==== DATASET RECORDS ====

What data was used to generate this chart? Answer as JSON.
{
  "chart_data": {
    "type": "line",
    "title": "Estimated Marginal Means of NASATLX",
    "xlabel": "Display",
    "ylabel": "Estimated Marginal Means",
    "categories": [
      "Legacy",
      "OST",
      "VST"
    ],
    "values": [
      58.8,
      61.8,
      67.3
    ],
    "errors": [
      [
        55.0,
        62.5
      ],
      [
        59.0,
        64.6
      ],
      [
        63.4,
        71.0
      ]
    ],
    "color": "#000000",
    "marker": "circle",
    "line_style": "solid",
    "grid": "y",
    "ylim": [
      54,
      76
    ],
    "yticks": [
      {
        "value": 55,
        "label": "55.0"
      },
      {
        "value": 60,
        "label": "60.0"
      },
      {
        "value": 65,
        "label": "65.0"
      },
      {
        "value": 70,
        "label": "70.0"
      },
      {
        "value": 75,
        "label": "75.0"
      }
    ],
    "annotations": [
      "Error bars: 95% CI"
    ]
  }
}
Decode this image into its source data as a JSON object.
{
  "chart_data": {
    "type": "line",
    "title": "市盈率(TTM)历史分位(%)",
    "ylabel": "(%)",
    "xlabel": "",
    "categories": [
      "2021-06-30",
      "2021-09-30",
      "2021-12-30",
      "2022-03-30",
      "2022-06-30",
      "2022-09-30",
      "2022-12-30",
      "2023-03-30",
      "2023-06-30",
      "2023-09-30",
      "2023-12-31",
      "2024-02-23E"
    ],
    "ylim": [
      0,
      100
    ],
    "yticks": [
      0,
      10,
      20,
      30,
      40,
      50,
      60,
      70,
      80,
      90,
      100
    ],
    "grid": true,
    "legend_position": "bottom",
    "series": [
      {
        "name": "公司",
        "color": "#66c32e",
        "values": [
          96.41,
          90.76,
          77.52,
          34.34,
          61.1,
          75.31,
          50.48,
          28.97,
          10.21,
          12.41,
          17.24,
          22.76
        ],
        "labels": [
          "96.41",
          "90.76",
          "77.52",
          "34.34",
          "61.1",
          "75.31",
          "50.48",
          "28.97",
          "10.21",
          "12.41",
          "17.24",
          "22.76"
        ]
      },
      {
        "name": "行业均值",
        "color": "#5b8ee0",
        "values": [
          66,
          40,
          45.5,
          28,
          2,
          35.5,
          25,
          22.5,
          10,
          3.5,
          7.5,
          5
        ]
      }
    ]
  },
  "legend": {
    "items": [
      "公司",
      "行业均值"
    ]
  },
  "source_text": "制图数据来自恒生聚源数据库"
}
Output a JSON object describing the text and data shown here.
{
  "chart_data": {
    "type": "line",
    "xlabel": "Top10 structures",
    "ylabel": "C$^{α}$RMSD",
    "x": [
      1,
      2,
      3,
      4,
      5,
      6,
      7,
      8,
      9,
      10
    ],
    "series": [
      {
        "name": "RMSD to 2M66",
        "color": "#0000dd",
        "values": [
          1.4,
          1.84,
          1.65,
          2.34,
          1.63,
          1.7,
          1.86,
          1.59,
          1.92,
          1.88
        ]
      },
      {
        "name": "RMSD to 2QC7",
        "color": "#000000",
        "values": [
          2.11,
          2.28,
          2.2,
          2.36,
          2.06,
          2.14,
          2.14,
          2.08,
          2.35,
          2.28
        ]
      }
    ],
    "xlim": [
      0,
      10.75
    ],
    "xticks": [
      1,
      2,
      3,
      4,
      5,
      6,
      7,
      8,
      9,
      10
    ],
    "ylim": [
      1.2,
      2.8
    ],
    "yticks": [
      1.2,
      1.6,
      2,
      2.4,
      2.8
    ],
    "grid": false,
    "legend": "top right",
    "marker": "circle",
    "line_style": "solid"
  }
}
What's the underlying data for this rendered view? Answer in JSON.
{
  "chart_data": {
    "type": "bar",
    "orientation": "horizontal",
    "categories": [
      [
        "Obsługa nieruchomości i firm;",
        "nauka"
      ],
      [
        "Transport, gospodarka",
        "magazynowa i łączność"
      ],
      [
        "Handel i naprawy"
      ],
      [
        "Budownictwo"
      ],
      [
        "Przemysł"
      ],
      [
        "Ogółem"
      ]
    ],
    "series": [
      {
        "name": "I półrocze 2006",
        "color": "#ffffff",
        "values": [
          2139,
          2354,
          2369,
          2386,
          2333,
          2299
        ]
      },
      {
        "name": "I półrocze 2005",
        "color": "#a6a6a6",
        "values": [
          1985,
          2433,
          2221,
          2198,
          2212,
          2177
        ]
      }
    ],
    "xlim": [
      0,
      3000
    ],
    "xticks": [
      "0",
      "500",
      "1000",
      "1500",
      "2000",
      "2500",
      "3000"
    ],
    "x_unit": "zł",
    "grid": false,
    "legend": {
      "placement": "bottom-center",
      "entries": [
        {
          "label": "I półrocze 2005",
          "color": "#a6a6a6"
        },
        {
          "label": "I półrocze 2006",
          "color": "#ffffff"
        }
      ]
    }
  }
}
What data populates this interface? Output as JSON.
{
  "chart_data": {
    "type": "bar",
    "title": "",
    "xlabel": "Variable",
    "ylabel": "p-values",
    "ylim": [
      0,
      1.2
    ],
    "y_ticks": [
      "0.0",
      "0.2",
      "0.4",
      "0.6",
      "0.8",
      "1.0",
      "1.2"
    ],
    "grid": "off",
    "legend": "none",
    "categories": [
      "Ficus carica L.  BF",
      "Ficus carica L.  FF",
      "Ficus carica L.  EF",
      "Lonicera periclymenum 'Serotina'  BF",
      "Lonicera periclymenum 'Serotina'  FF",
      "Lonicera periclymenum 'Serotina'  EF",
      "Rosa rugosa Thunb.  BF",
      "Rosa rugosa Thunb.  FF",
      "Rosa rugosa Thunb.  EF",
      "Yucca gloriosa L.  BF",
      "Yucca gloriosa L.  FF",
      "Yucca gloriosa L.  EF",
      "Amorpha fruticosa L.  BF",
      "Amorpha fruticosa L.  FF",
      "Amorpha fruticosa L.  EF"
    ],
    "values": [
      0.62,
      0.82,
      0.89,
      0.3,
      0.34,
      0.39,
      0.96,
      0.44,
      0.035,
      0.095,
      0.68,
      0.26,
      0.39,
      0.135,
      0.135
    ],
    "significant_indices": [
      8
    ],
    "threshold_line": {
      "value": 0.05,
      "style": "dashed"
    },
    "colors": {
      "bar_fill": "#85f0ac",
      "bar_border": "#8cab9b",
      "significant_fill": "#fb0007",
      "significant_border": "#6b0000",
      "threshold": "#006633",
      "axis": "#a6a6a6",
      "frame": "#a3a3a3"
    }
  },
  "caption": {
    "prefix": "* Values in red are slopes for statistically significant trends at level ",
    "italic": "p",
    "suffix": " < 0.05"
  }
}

====

--- WHAT YOU WILL DO ---
Which lines in the listing above hold the word "JSON"? Show each of them.

--- SOLUTION FOR THIS TASK ---
What data was used to generate this chart? Answer as JSON.
Decode this image into its source data as a JSON object.
Output a JSON object describing the text and data shown here.
What's the underlying data for this rendered view? Answer in JSON.
What data populates this interface? Output as JSON.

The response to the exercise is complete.